What is required: Return the listing below word for word.

--- Given records ---

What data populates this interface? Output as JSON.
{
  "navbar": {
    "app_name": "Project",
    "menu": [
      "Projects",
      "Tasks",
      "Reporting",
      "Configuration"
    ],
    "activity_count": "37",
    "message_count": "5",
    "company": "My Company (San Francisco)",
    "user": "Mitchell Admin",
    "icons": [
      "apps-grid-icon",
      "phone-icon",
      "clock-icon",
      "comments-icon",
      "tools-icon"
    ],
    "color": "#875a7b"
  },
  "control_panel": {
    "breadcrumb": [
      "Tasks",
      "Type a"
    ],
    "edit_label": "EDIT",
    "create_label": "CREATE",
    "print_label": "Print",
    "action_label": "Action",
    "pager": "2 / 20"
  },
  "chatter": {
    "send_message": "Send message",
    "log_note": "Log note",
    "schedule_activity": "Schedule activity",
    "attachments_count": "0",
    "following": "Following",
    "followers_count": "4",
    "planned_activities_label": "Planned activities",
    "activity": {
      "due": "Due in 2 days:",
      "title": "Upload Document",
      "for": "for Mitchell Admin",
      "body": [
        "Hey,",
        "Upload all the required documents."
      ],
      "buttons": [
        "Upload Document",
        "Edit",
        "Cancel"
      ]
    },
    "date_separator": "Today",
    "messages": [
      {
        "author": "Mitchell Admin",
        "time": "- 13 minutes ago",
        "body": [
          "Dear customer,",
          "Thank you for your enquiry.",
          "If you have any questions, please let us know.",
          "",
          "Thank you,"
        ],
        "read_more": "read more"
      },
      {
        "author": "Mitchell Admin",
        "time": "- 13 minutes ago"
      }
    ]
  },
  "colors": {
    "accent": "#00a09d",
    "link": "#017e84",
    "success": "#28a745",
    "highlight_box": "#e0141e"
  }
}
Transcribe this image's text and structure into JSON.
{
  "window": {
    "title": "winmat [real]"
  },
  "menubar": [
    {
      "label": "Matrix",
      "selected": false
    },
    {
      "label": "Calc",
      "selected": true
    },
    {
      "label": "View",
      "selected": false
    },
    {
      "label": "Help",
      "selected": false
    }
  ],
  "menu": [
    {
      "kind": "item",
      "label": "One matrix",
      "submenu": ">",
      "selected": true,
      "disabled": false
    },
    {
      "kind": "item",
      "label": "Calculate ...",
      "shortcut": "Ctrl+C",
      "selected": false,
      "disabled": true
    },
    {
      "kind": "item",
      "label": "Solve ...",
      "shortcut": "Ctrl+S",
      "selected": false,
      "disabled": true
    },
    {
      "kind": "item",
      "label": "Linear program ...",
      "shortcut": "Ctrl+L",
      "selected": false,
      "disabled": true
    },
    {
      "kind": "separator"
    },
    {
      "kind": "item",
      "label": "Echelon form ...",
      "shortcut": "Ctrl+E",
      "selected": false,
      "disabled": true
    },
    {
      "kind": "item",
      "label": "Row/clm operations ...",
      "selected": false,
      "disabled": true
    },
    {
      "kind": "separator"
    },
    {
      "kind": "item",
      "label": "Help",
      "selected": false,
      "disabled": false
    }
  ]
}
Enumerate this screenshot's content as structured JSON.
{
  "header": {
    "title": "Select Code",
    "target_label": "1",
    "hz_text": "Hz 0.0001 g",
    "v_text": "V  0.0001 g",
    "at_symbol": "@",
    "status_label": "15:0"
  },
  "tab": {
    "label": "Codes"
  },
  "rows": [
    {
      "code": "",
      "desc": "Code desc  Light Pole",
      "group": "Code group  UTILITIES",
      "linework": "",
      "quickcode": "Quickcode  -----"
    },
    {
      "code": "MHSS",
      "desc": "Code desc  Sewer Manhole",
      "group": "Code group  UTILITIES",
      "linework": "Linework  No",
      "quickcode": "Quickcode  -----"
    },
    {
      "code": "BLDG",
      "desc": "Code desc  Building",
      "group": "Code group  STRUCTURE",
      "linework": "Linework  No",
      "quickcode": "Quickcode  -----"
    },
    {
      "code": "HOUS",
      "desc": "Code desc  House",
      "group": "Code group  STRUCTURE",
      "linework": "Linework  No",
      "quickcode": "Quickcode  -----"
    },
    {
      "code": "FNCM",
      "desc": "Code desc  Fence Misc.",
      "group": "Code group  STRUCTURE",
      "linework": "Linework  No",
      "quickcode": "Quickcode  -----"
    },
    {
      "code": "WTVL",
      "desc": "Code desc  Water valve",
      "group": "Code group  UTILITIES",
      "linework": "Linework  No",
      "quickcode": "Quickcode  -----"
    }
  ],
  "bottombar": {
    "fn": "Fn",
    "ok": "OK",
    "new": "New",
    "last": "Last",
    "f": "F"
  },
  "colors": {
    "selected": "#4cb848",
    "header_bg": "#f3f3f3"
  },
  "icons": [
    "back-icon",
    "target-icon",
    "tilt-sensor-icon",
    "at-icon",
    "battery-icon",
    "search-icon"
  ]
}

---

Final result:
What data populates this interface? Output as JSON.
{
  "navbar": {
    "app_name": "Project",
    "menu": [
      "Projects",
      "Tasks",
      "Reporting",
      "Configuration"
    ],
    "activity_count": "37",
    "message_count": "5",
    "company": "My Company (San Francisco)",
    "user": "Mitchell Admin",
    "icons": [
      "apps-grid-icon",
      "phone-icon",
      "clock-icon",
      "comments-icon",
      "tools-icon"
    ],
    "color": "#875a7b"
  },
  "control_panel": {
    "breadcrumb": [
      "Tasks",
      "Type a"
    ],
    "edit_label": "EDIT",
    "create_label": "CREATE",
    "print_label": "Print",
    "action_label": "Action",
    "pager": "2 / 20"
  },
  "chatter": {
    "send_message": "Send message",
    "log_note": "Log note",
    "schedule_activity": "Schedule activity",
    "attachments_count": "0",
    "following": "Following",
    "followers_count": "4",
    "planned_activities_label": "Planned activities",
    "activity": {
      "due": "Due in 2 days:",
      "title": "Upload Document",
      "for": "for Mitchell Admin",
      "body": [
        "Hey,",
        "Upload all the required documents."
      ],
      "buttons": [
        "Upload Document",
        "Edit",
        "Cancel"
      ]
    },
    "date_separator": "Today",
    "messages": [
      {
        "author": "Mitchell Admin",
        "time": "- 13 minutes ago",
        "body": [
          "Dear customer,",
          "Thank you for your enquiry.",
          "If you have any questions, please let us know.",
          "",
          "Thank you,"
        ],
        "read_more": "read more"
      },
      {
        "author": "Mitchell Admin",
        "time": "- 13 minutes ago"
      }
    ]
  },
  "colors": {
    "accent": "#00a09d",
    "link": "#017e84",
    "success": "#28a745",
    "highlight_box": "#e0141e"
  }
}
Transcribe this image's text and structure into JSON.
{
  "window": {
    "title": "winmat [real]"
  },
  "menubar": [
    {
      "label": "Matrix",
      "selected": false
    },
    {
      "label": "Calc",
      "selected": true
    },
    {
      "label": "View",
      "selected": false
    },
    {
      "label": "Help",
      "selected": false
    }
  ],
  "menu": [
    {
      "kind": "item",
      "label": "One matrix",
      "submenu": ">",
      "selected": true,
      "disabled": false
    },
    {
      "kind": "item",
      "label": "Calculate ...",
      "shortcut": "Ctrl+C",
      "selected": false,
      "disabled": true
    },
    {
      "kind": "item",
      "label": "Solve ...",
      "shortcut": "Ctrl+S",
      "selected": false,
      "disabled": true
    },
    {
      "kind": "item",
      "label": "Linear program ...",
      "shortcut": "Ctrl+L",
      "selected": false,
      "disabled": true
    },
    {
      "kind": "separator"
    },
    {
      "kind": "item",
      "label": "Echelon form ...",
      "shortcut": "Ctrl+E",
      "selected": false,
      "disabled": true
    },
    {
      "kind": "item",
      "label": "Row/clm operations ...",
      "selected": false,
      "disabled": true
    },
    {
      "kind": "separator"
    },
    {
      "kind": "item",
      "label": "Help",
      "selected": false,
      "disabled": false
    }
  ]
}
Enumerate this screenshot's content as structured JSON.
{
  "header": {
    "title": "Select Code",
    "target_label": "1",
    "hz_text": "Hz 0.0001 g",
    "v_text": "V  0.0001 g",
    "at_symbol": "@",
    "status_label": "15:0"
  },
  "tab": {
    "label": "Codes"
  },
  "rows": [
    {
      "code": "",
      "desc": "Code desc  Light Pole",
      "group": "Code group  UTILITIES",
      "linework": "",
      "quickcode": "Quickcode  -----"
    },
    {
      "code": "MHSS",
      "desc": "Code desc  Sewer Manhole",
      "group": "Code group  UTILITIES",
      "linework": "Linework  No",
      "quickcode": "Quickcode  -----"
    },
    {
      "code": "BLDG",
      "desc": "Code desc  Building",
      "group": "Code group  STRUCTURE",
      "linework": "Linework  No",
      "quickcode": "Quickcode  -----"
    },
    {
      "code": "HOUS",
      "desc": "Code desc  House",
      "group": "Code group  STRUCTURE",
      "linework": "Linework  No",
      "quickcode": "Quickcode  -----"
    },
    {
      "code": "FNCM",
      "desc": "Code desc  Fence Misc.",
      "group": "Code group  STRUCTURE",
      "linework": "Linework  No",
      "quickcode": "Quickcode  -----"
    },
    {
      "code": "WTVL",
      "desc": "Code desc  Water valve",
      "group": "Code group  UTILITIES",
      "linework": "Linework  No",
      "quickcode": "Quickcode  -----"
    }
  ],
  "bottombar": {
    "fn": "Fn",
    "ok": "OK",
    "new": "New",
    "last": "Last",
    "f": "F"
  },
  "colors": {
    "selected": "#4cb848",
    "header_bg": "#f3f3f3"
  },
  "icons": [
    "back-icon",
    "target-icon",
    "tilt-sensor-icon",
    "at-icon",
    "battery-icon",
    "search-icon"
  ]
}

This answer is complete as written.